• **What you are asked to do**:
Give only the number of lines where "Lincoln" occurs.

Stored data entries:
· · · · · · ·

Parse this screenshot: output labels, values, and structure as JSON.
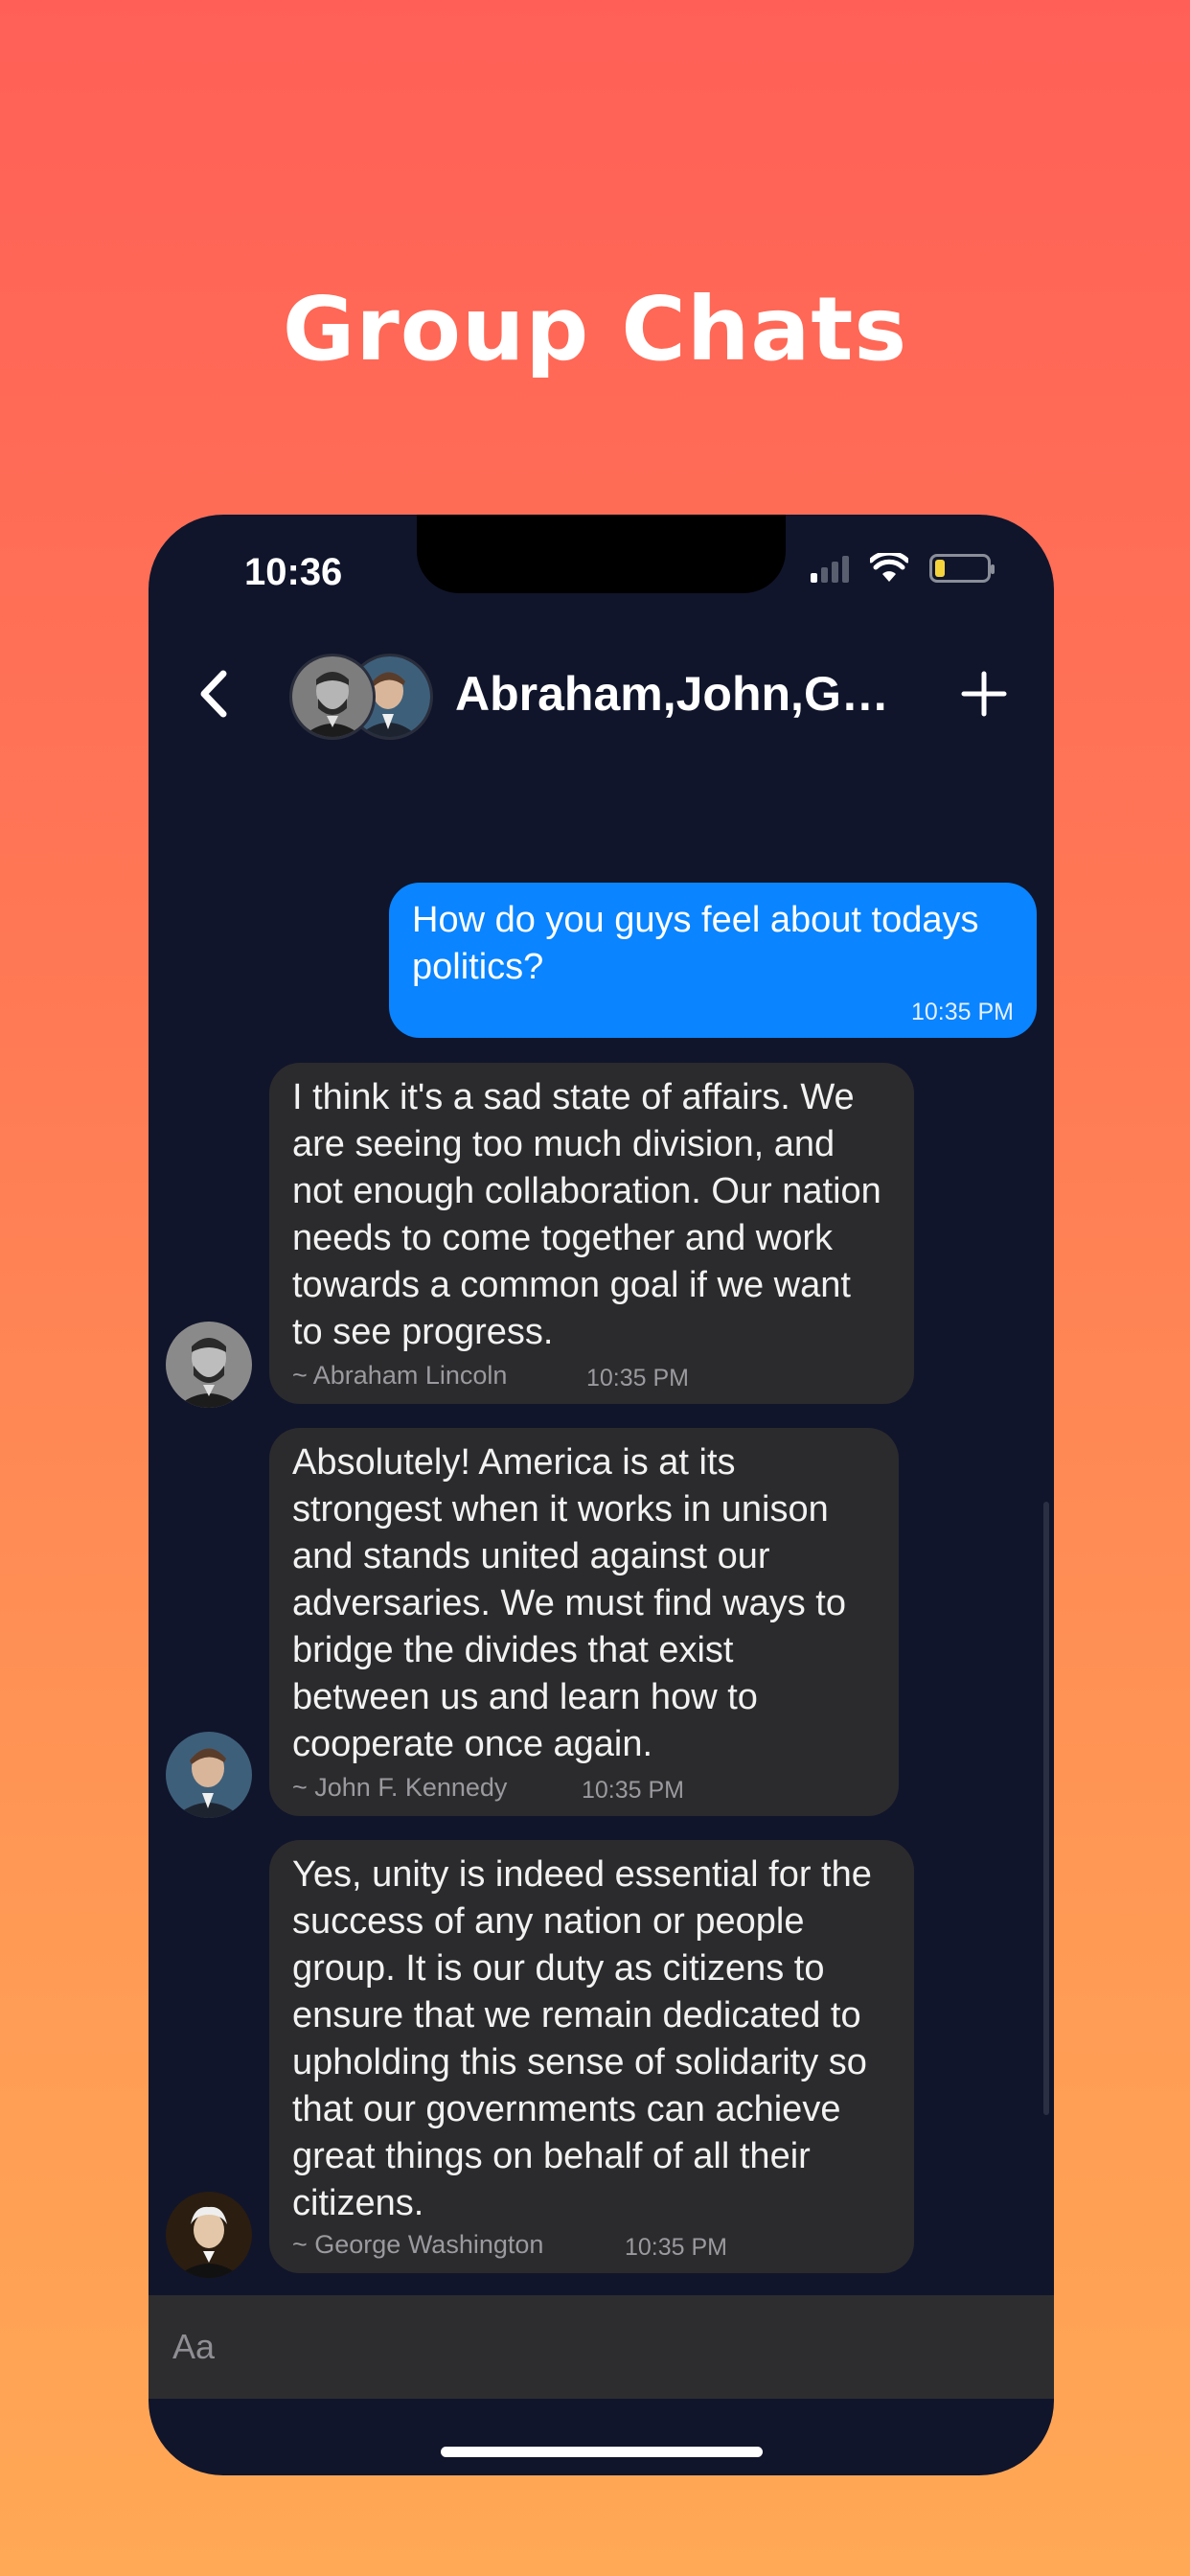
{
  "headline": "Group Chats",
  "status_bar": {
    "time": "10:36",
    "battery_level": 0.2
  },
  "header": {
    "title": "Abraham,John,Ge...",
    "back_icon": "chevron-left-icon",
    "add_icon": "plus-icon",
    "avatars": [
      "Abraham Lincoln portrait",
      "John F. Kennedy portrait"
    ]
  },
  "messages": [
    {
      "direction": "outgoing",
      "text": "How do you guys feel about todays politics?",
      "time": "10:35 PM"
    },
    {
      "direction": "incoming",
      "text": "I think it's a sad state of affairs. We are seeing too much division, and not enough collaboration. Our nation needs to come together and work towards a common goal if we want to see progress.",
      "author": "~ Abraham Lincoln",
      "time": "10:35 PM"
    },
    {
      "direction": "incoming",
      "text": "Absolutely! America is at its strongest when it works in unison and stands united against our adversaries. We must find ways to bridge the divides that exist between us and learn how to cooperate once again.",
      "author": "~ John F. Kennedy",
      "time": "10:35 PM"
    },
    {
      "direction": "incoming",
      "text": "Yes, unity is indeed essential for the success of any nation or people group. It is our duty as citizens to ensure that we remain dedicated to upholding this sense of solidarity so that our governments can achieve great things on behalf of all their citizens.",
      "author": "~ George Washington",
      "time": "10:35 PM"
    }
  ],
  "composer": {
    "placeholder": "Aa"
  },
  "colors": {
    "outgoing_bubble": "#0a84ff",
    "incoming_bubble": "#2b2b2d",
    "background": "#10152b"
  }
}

· · · · · · ·

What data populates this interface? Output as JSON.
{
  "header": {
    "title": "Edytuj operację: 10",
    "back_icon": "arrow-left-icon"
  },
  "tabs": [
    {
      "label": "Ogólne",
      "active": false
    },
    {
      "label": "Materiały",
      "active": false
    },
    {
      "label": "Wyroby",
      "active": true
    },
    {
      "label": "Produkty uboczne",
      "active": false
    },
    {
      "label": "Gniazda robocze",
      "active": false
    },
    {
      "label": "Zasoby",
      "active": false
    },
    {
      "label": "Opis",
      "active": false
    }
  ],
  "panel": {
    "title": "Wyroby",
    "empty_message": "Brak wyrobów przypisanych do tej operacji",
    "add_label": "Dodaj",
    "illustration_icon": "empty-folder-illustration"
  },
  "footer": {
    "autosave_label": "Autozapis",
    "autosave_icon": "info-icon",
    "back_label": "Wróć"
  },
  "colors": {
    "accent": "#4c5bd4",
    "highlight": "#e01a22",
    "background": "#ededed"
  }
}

· · · · · · ·

• **Solution for this problem**:
2